Фрагмент страницы ▸
---------------
Таким образом, Шуазель в скором времени занял прочное и вполне определенное положение, и при дворе, и в петербургском свете; графу Эстерхази пришлось примириться с тем, что во всех вопросах, касающихся эмигрантов, голос новоприбывшего его соотечественника получил значительное влияние. Не всегда выступления Шуазеля по этим вопросам бывали удачны, иногда он слишком легкомысленно, слишком поверхностно относился к вопросам, требовавшим большей осторожности. Так, например, по его просьбе несколько французских офицеров было принято на службу в наш черноморский флот. Шуазель поручился за их порядочность. Между тем, как уверяет С.Р. Воронцов, некоторые из них оказались якобинцами, намеревавшимися сжечь наши корабли, что будто бы было доказано их письмами, которые удалось перехватить. Подобные отдельные неудачные случаи, однако, уже не могли подорвать его положения.

П.А. Голицына. Художник А.П. Брюллов

При раздаче польских земель не был забыт и Шуазель; ему было пожаловано поместье близ границы Галиции. Рассказывают, что он окольными путями сам намекнул на желательность получить именно данную землю, которая в его глазах имела то преимущество, что не была конфискована у частных владельцев. В этом отношении он оказался более щепетильным, чем Эстерхази.

В 1795 году Людовик XVIII предложил Шуазелю занять пост его представителя в Вене. Однако венский двор отнесся к этому назначению неодобрительно. Вскоре после этого Шуазель покинул Петербург и удалился в пожалованное ему имение. Там он оставался до того момента, когда он снова был вызван в Петербург уже в следующее царствование.
---------------
Блок данных ▸
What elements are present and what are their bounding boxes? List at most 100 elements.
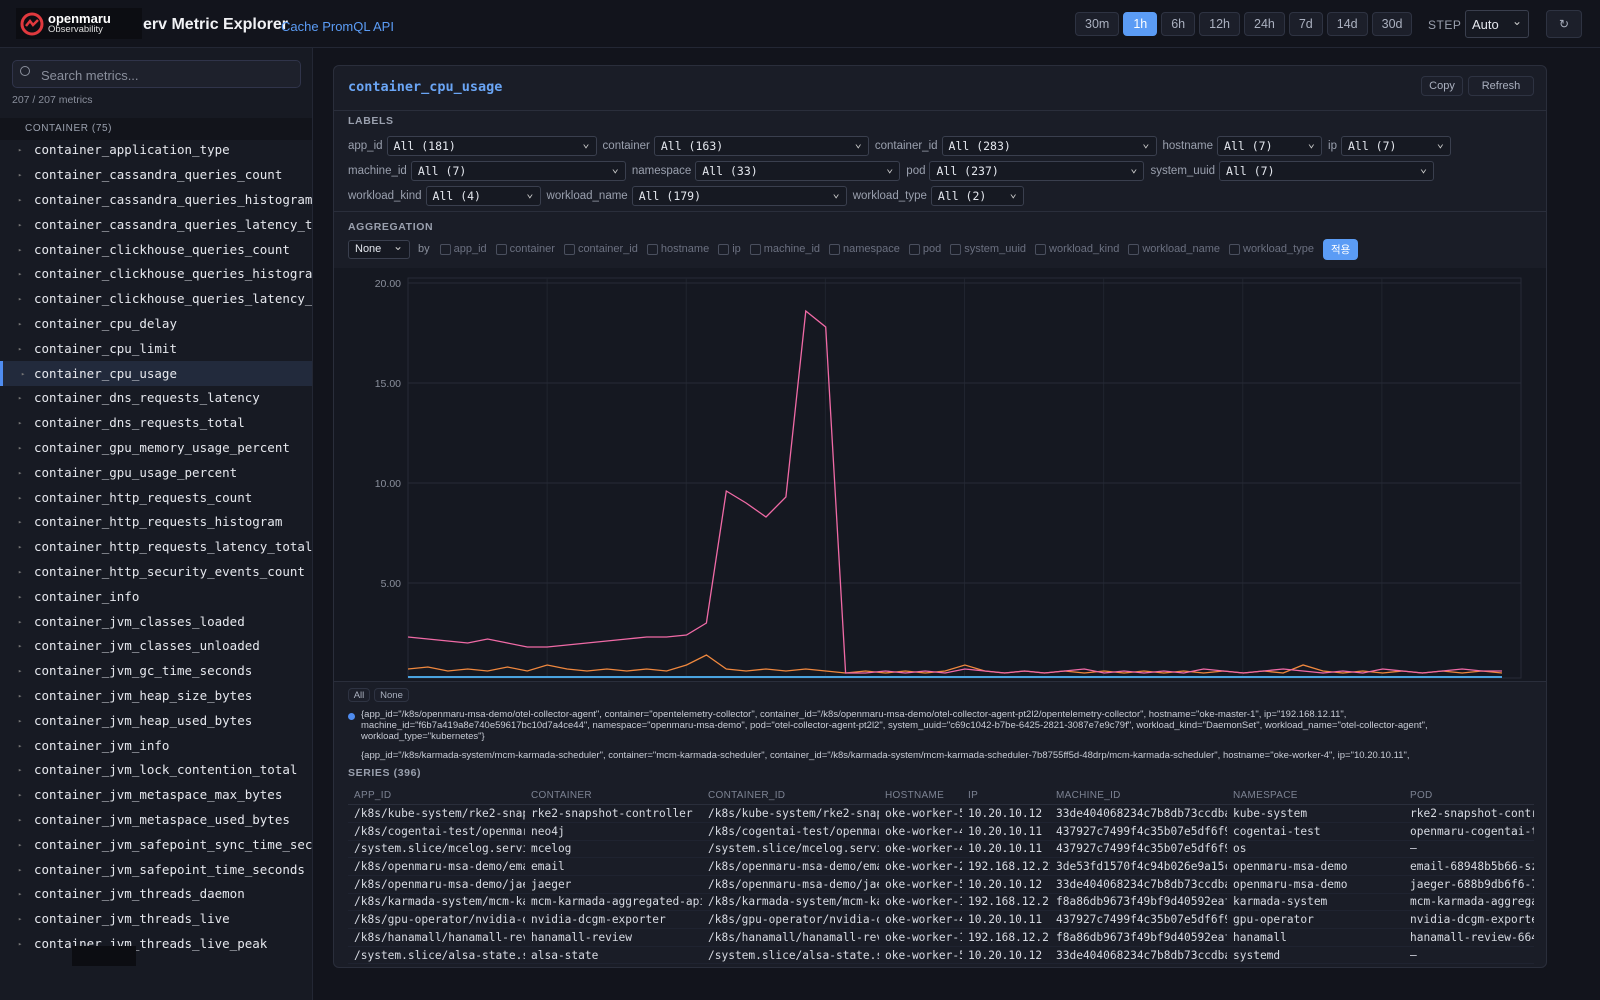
---------------
Задание A ▸
Изложите отрывок о Шуазеле в трех предложениях.
Задание B ▸
Перепишите из отрывка о Шуазеле фрагмент от «П.А. Голицына. Художник» до «в следующее царствование.» без изменений.
Опирайтесь исключительно на отрывок о Шуазеле.

Верный ответ A ▸
Шуазель быстро занял прочное положение при дворе и в петербургском свете и получил значительное влияние в вопросах, касающихся эмигрантов, хотя порой относился к ним слишком легкомысленно: по его поручительству в черноморский флот приняли французских офицеров, часть которых, по уверению С.Р. Воронцова, оказалась якобинцами. При раздаче польских земель ему пожаловали поместье близ границы Галиции, которое не было конфисковано у частных владельцев. В 1795 году Людовик XVIII предложил ему пост своего представителя в Вене, но венский двор отнесся к этому неодобрительно, и вскоре Шуазель покинул Петербург и удалился в свое имение, где оставался до нового вызова в Петербург в следующее царствование.

Верный ответ B ▸
П.А. Голицына. Художник А.П. Брюллов

При раздаче польских земель не был забыт и Шуазель; ему было пожаловано поместье близ границы Галиции. Рассказывают, что он окольными путями сам намекнул на желательность получить именно данную землю, которая в его глазах имела то преимущество, что не была конфискована у частных владельцев. В этом отношении он оказался более щепетильным, чем Эстерхази.

В 1795 году Людовик XVIII предложил Шуазелю занять пост его представителя в Вене. Однако венский двор отнесся к этому назначению неодобрительно. Вскоре после этого Шуазель покинул Петербург и удалился в пожалованное ему имение. Там он оставался до того момента, когда он снова был вызван в Петербург уже в следующее царствование.